### What is asked
Please set down all the lines beneath this one exactly, without the pictures.

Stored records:

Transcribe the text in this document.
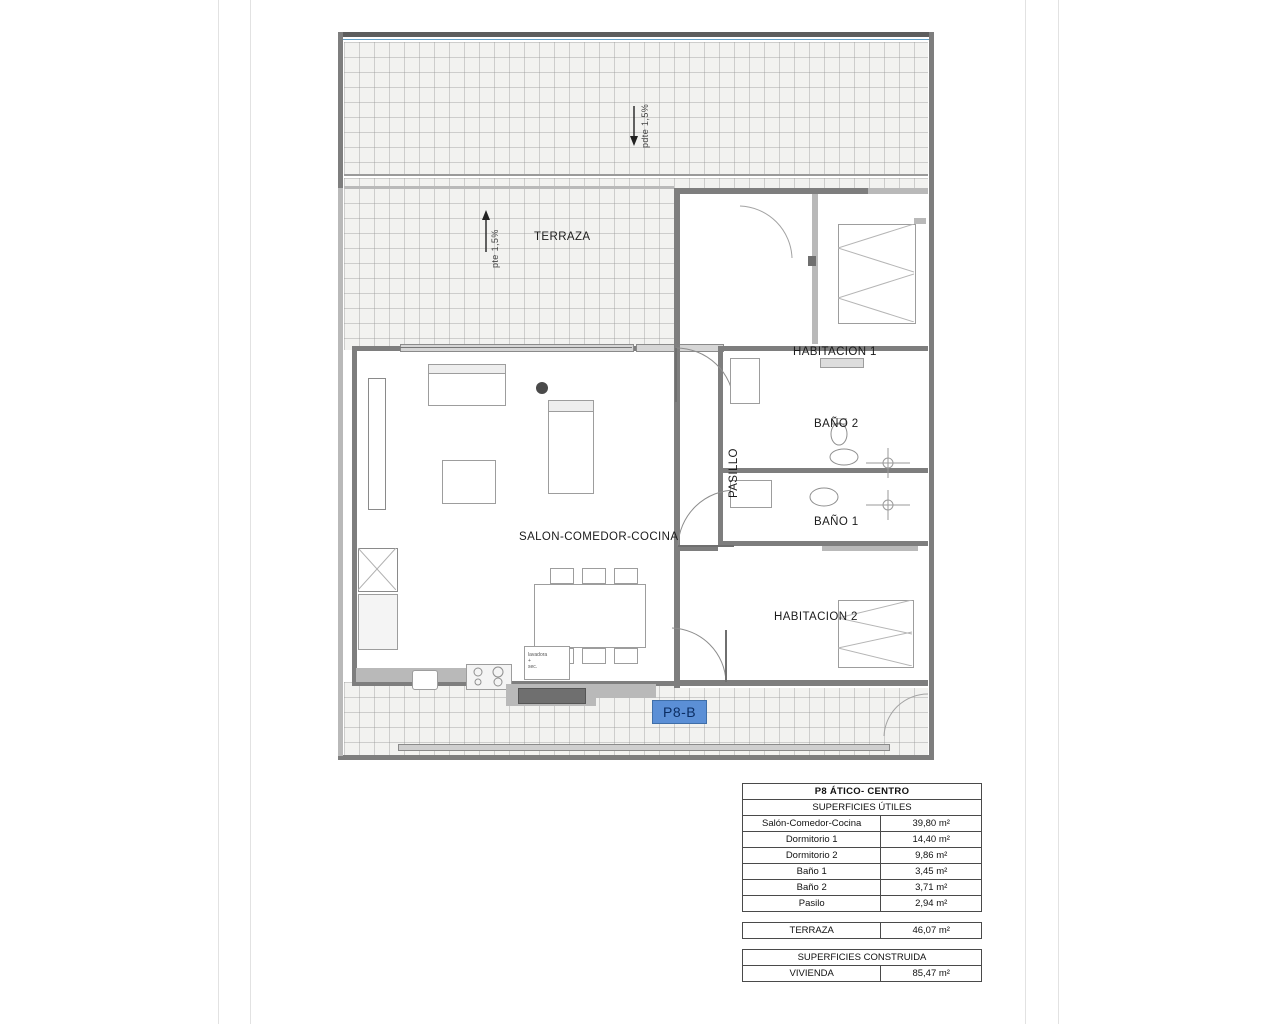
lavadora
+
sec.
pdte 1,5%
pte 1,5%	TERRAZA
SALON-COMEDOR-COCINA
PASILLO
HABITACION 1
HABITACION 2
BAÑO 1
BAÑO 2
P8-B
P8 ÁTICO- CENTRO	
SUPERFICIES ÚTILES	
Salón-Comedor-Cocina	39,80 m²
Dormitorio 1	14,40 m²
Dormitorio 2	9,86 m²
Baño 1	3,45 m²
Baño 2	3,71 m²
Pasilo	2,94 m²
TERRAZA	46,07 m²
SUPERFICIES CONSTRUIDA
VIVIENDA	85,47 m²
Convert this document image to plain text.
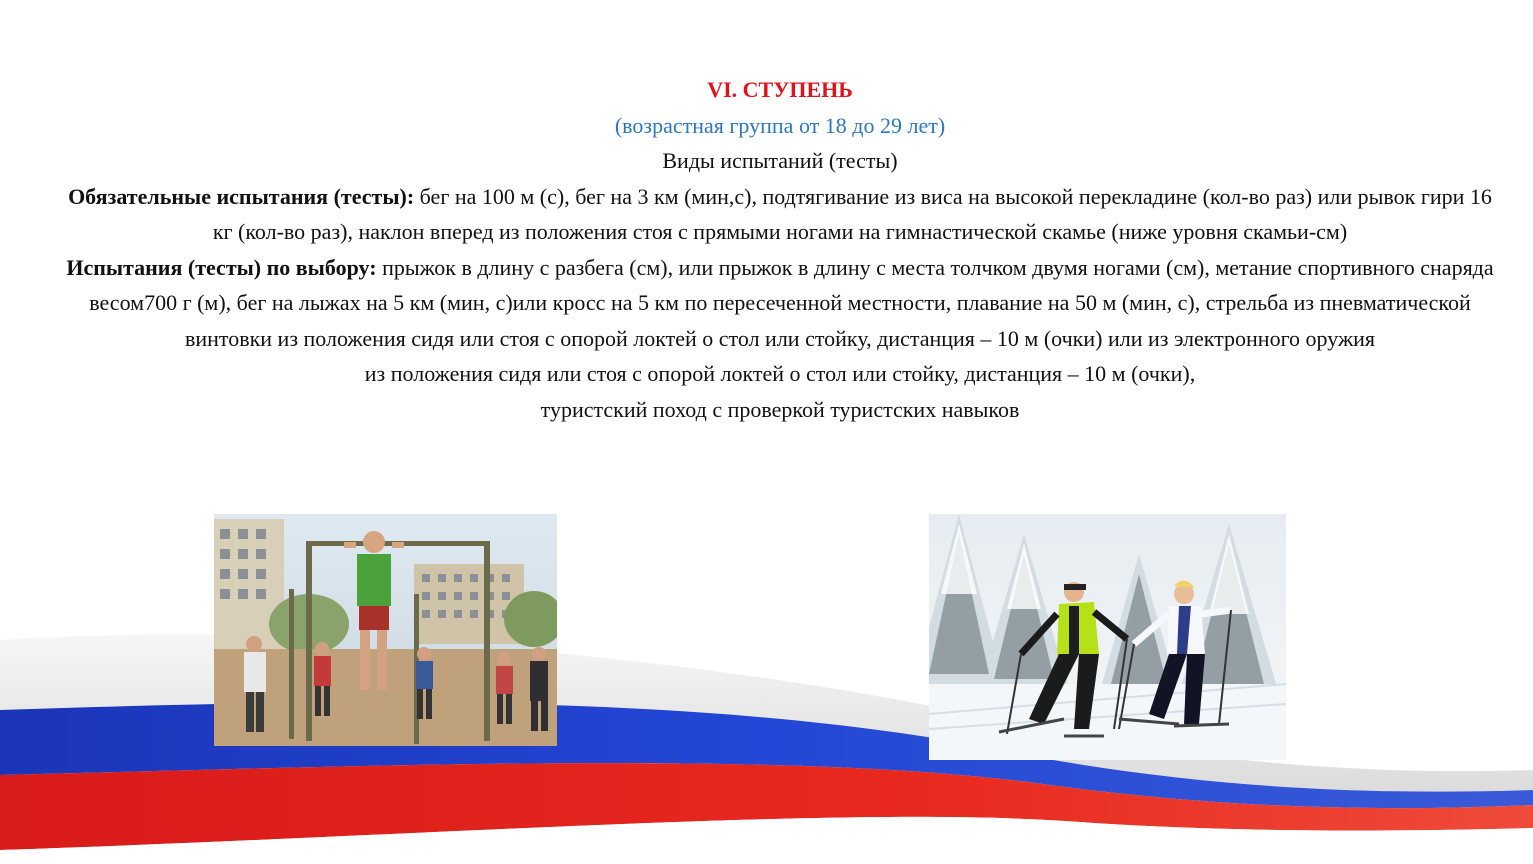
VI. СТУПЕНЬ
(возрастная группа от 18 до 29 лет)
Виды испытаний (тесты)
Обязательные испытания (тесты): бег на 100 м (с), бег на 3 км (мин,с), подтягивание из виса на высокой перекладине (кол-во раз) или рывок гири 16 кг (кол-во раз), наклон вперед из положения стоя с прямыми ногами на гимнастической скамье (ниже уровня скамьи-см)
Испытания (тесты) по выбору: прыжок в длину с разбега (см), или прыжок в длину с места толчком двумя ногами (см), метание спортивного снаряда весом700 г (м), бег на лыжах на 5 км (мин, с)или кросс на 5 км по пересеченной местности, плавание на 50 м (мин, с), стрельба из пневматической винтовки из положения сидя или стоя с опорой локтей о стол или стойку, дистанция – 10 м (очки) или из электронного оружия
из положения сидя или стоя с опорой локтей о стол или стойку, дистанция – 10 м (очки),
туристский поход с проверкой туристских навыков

### Complete answer
Transcribe the text in this document.
lavadora
+
sec.
pdte 1,5%
pte 1,5%	TERRAZA
SALON-COMEDOR-COCINA
PASILLO
HABITACION 1
HABITACION 2
BAÑO 1
BAÑO 2
P8-B
P8 ÁTICO- CENTRO	
SUPERFICIES ÚTILES	
Salón-Comedor-Cocina	39,80 m²
Dormitorio 1	14,40 m²
Dormitorio 2	9,86 m²
Baño 1	3,45 m²
Baño 2	3,71 m²
Pasilo	2,94 m²
TERRAZA	46,07 m²
SUPERFICIES CONSTRUIDA
VIVIENDA	85,47 m²
Convert this document image to plain text.
VI. СТУПЕНЬ
(возрастная группа от 18 до 29 лет)
Виды испытаний (тесты)
Обязательные испытания (тесты): бег на 100 м (с), бег на 3 км (мин,с), подтягивание из виса на высокой перекладине (кол-во раз) или рывок гири 16 кг (кол-во раз), наклон вперед из положения стоя с прямыми ногами на гимнастической скамье (ниже уровня скамьи-см)
Испытания (тесты) по выбору: прыжок в длину с разбега (см), или прыжок в длину с места толчком двумя ногами (см), метание спортивного снаряда весом700 г (м), бег на лыжах на 5 км (мин, с)или кросс на 5 км по пересеченной местности, плавание на 50 м (мин, с), стрельба из пневматической винтовки из положения сидя или стоя с опорой локтей о стол или стойку, дистанция – 10 м (очки) или из электронного оружия
из положения сидя или стоя с опорой локтей о стол или стойку, дистанция – 10 м (очки),
туристский поход с проверкой туристских навыков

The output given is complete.